> Goal: Your task is to copy every line of the entries that contains "text".

> Supplied material:
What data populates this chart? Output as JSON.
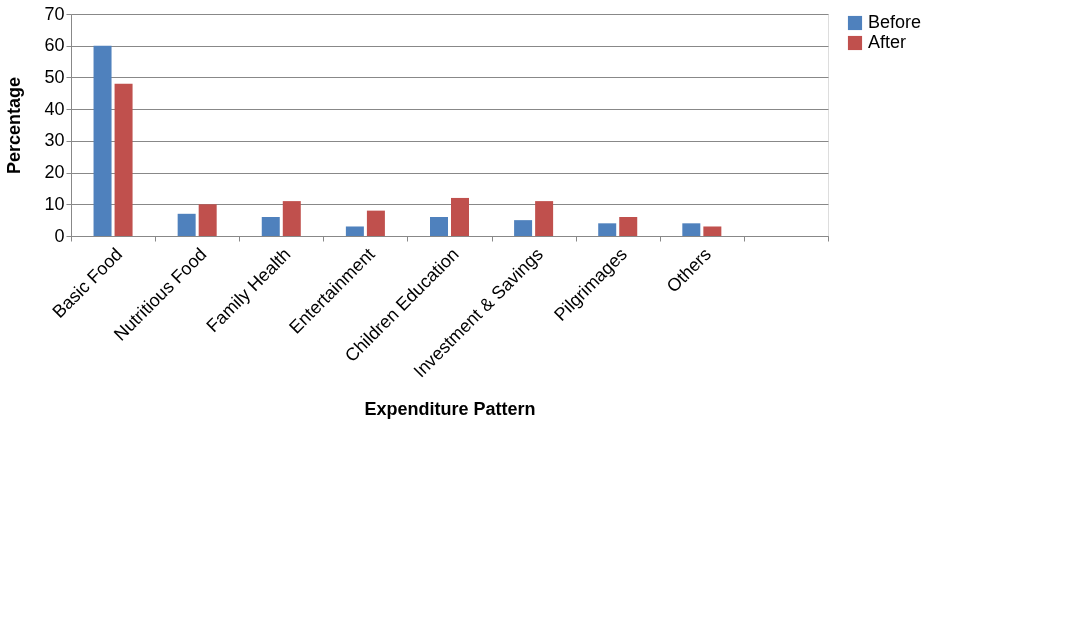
{
  "chart_data": {
    "type": "bar",
    "xlabel": "Expenditure Pattern",
    "ylabel": "Percentage",
    "categories": [
      "Basic Food",
      "Nutritious Food",
      "Family Health",
      "Entertainment",
      "Children Education",
      "Investment & Savings",
      "Pilgrimages",
      "Others",
      null
    ],
    "series": [
      {
        "name": "Before",
        "color": "#4f81bd",
        "values": [
          60,
          7,
          6,
          3,
          6,
          5,
          4,
          4,
          null
        ]
      },
      {
        "name": "After",
        "color": "#c0504d",
        "values": [
          48,
          10,
          11,
          8,
          12,
          11,
          6,
          3,
          null
        ]
      }
    ],
    "ylim": [
      0,
      70
    ],
    "yticks": [
      0,
      10,
      20,
      30,
      40,
      50,
      60,
      70
    ],
    "grid": "y",
    "legend": "right"
  }
}
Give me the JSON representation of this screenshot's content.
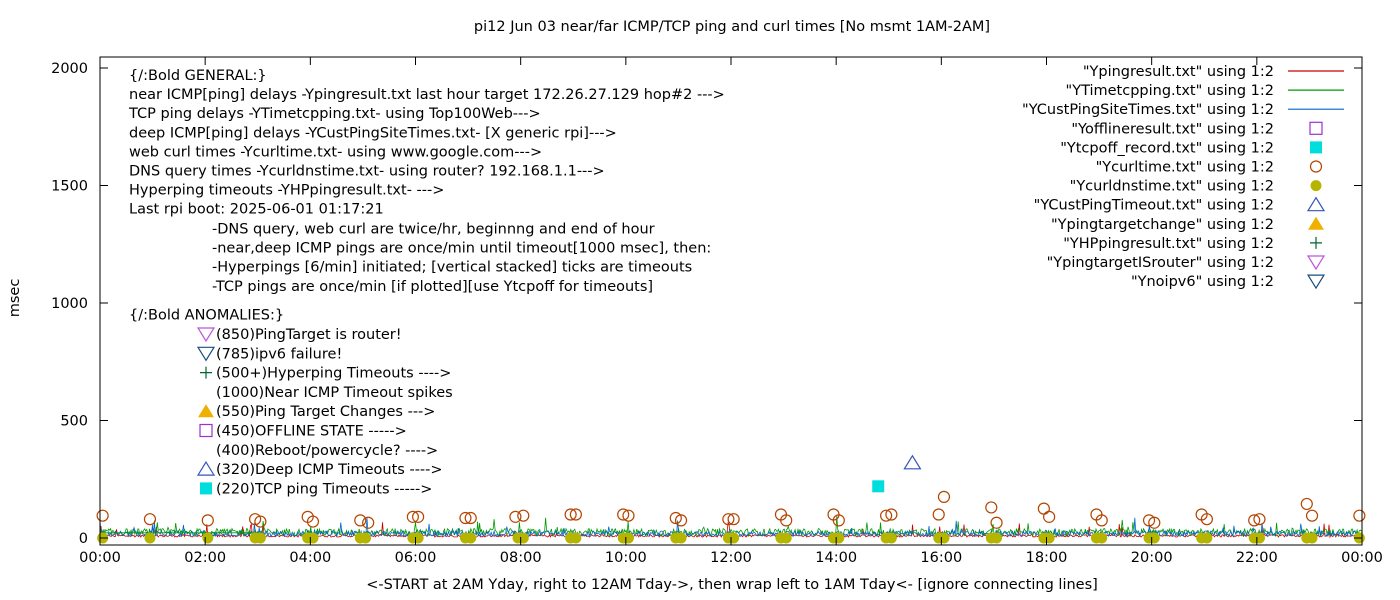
{
  "chart_data": {
    "type": "line",
    "title": "pi12 Jun 03  near/far ICMP/TCP ping and curl times [No msmt 1AM-2AM]",
    "xlabel": "<-START at 2AM Yday, right to 12AM Tday->, then wrap left to 1AM Tday<- [ignore connecting lines]",
    "ylabel": "msec",
    "xlim": [
      0,
      24
    ],
    "ylim": [
      0,
      2060
    ],
    "x_ticks": [
      "00:00",
      "02:00",
      "04:00",
      "06:00",
      "08:00",
      "10:00",
      "12:00",
      "14:00",
      "16:00",
      "18:00",
      "20:00",
      "22:00",
      "00:00"
    ],
    "y_ticks": [
      "0",
      "500",
      "1000",
      "1500",
      "2000"
    ],
    "legend_position": "top-right",
    "series": [
      {
        "name": "\"Ypingresult.txt\" using 1:2",
        "style": "line",
        "color": "#cc0000"
      },
      {
        "name": "\"YTimetcpping.txt\" using 1:2",
        "style": "line",
        "color": "#009900"
      },
      {
        "name": "\"YCustPingSiteTimes.txt\" using 1:2",
        "style": "line",
        "color": "#0066cc"
      },
      {
        "name": "\"Yofflineresult.txt\" using 1:2",
        "style": "open-square",
        "color": "#9933cc",
        "points": []
      },
      {
        "name": "\"Ytcpoff_record.txt\" using 1:2",
        "style": "filled-square",
        "color": "#00dddd",
        "points": [
          [
            14.8,
            220
          ]
        ]
      },
      {
        "name": "\"Ycurltime.txt\" using 1:2",
        "style": "open-circle",
        "color": "#b34400",
        "points": [
          [
            0.05,
            95
          ],
          [
            0.95,
            80
          ],
          [
            2.05,
            75
          ],
          [
            2.95,
            80
          ],
          [
            3.05,
            70
          ],
          [
            3.95,
            90
          ],
          [
            4.05,
            70
          ],
          [
            4.95,
            75
          ],
          [
            5.1,
            65
          ],
          [
            5.95,
            90
          ],
          [
            6.05,
            90
          ],
          [
            6.95,
            85
          ],
          [
            7.05,
            85
          ],
          [
            7.9,
            90
          ],
          [
            8.05,
            95
          ],
          [
            8.95,
            100
          ],
          [
            9.05,
            100
          ],
          [
            9.95,
            100
          ],
          [
            10.05,
            95
          ],
          [
            10.95,
            85
          ],
          [
            11.05,
            75
          ],
          [
            11.95,
            80
          ],
          [
            12.05,
            80
          ],
          [
            12.95,
            100
          ],
          [
            13.05,
            75
          ],
          [
            13.95,
            100
          ],
          [
            14.05,
            75
          ],
          [
            14.95,
            95
          ],
          [
            15.05,
            100
          ],
          [
            15.95,
            100
          ],
          [
            16.05,
            175
          ],
          [
            16.95,
            130
          ],
          [
            17.05,
            65
          ],
          [
            17.95,
            125
          ],
          [
            18.05,
            90
          ],
          [
            18.95,
            100
          ],
          [
            19.05,
            75
          ],
          [
            19.95,
            75
          ],
          [
            20.05,
            65
          ],
          [
            20.95,
            100
          ],
          [
            21.05,
            80
          ],
          [
            21.95,
            75
          ],
          [
            22.05,
            80
          ],
          [
            22.95,
            145
          ],
          [
            23.05,
            95
          ],
          [
            23.95,
            95
          ]
        ]
      },
      {
        "name": "\"Ycurldnstime.txt\" using 1:2",
        "style": "filled-circle",
        "color": "#b5b500",
        "points": [
          [
            0.05,
            0
          ],
          [
            0.95,
            0
          ],
          [
            2.05,
            0
          ],
          [
            2.95,
            0
          ],
          [
            3.05,
            0
          ],
          [
            3.95,
            0
          ],
          [
            4.05,
            0
          ],
          [
            4.95,
            0
          ],
          [
            5.05,
            0
          ],
          [
            5.95,
            0
          ],
          [
            6.05,
            0
          ],
          [
            6.95,
            0
          ],
          [
            7.05,
            0
          ],
          [
            7.95,
            0
          ],
          [
            8.05,
            0
          ],
          [
            8.95,
            0
          ],
          [
            9.05,
            0
          ],
          [
            9.95,
            0
          ],
          [
            10.05,
            0
          ],
          [
            10.95,
            0
          ],
          [
            11.05,
            0
          ],
          [
            11.95,
            0
          ],
          [
            12.05,
            0
          ],
          [
            12.95,
            0
          ],
          [
            13.05,
            0
          ],
          [
            13.95,
            0
          ],
          [
            14.05,
            0
          ],
          [
            14.95,
            0
          ],
          [
            15.05,
            0
          ],
          [
            15.95,
            0
          ],
          [
            16.05,
            0
          ],
          [
            16.95,
            0
          ],
          [
            17.05,
            0
          ],
          [
            17.95,
            0
          ],
          [
            18.05,
            0
          ],
          [
            18.95,
            0
          ],
          [
            19.05,
            0
          ],
          [
            19.95,
            0
          ],
          [
            20.05,
            0
          ],
          [
            20.95,
            0
          ],
          [
            21.05,
            0
          ],
          [
            21.95,
            0
          ],
          [
            22.05,
            0
          ],
          [
            22.95,
            0
          ],
          [
            23.05,
            0
          ],
          [
            23.95,
            0
          ]
        ]
      },
      {
        "name": "\"YCustPingTimeout.txt\" using 1:2",
        "style": "open-triangle-up",
        "color": "#3355bb",
        "points": [
          [
            15.45,
            320
          ]
        ]
      },
      {
        "name": "\"Ypingtargetchange\" using 1:2",
        "style": "filled-triangle-up",
        "color": "#f0b000",
        "points": []
      },
      {
        "name": "\"YHPpingresult.txt\" using 1:2",
        "style": "plus",
        "color": "#006633",
        "points": []
      },
      {
        "name": "\"YpingtargetISrouter\" using 1:2",
        "style": "open-triangle-down",
        "color": "#bb55dd",
        "points": []
      },
      {
        "name": "\"Ynoipv6\" using 1:2",
        "style": "open-triangle-down",
        "color": "#1a4d80",
        "points": []
      }
    ]
  },
  "notes": {
    "general": [
      "{/:Bold GENERAL:}",
      "near ICMP[ping] delays -Ypingresult.txt last hour target 172.26.27.129 hop#2 --->",
      "TCP ping delays -YTimetcpping.txt- using Top100Web--->",
      "deep ICMP[ping] delays -YCustPingSiteTimes.txt- [X generic rpi]--->",
      "web curl times -Ycurltime.txt- using www.google.com--->",
      "DNS query times -Ycurldnstime.txt- using router? 192.168.1.1--->",
      "Hyperping timeouts -YHPpingresult.txt- --->",
      "Last rpi boot: 2025-06-01 01:17:21"
    ],
    "indented": [
      "-DNS query, web curl are twice/hr, beginnng and end of hour",
      "-near,deep ICMP pings are once/min until timeout[1000 msec], then:",
      "  -Hyperpings [6/min] initiated; [vertical stacked] ticks are timeouts",
      "-TCP pings are once/min [if plotted][use Ytcpoff for timeouts]"
    ],
    "anomalies_title": "{/:Bold ANOMALIES:}",
    "anomalies": [
      {
        "symbol": "open-triangle-down",
        "color": "#bb55dd",
        "text": "(850)PingTarget is router!"
      },
      {
        "symbol": "open-triangle-down",
        "color": "#1a4d80",
        "text": "(785)ipv6 failure!"
      },
      {
        "symbol": "plus",
        "color": "#006633",
        "text": "(500+)Hyperping Timeouts ---->"
      },
      {
        "symbol": "none",
        "color": "",
        "text": "(1000)Near ICMP Timeout spikes"
      },
      {
        "symbol": "filled-triangle-up",
        "color": "#f0b000",
        "text": "(550)Ping Target Changes --->"
      },
      {
        "symbol": "open-square",
        "color": "#9933cc",
        "text": "(450)OFFLINE STATE ----->"
      },
      {
        "symbol": "none",
        "color": "",
        "text": "(400)Reboot/powercycle? ---->"
      },
      {
        "symbol": "open-triangle-up",
        "color": "#3355bb",
        "text": "(320)Deep ICMP Timeouts ---->"
      },
      {
        "symbol": "filled-square",
        "color": "#00dddd",
        "text": "(220)TCP ping Timeouts ----->"
      }
    ]
  }
}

> Written solution:
        "text": "(850)PingTarget is router!"
        "text": "(785)ipv6 failure!"
        "text": "(500+)Hyperping Timeouts ---->"
        "text": "(1000)Near ICMP Timeout spikes"
        "text": "(550)Ping Target Changes --->"
        "text": "(450)OFFLINE STATE ----->"
        "text": "(400)Reboot/powercycle? ---->"
        "text": "(320)Deep ICMP Timeouts ---->"
        "text": "(220)TCP ping Timeouts ----->"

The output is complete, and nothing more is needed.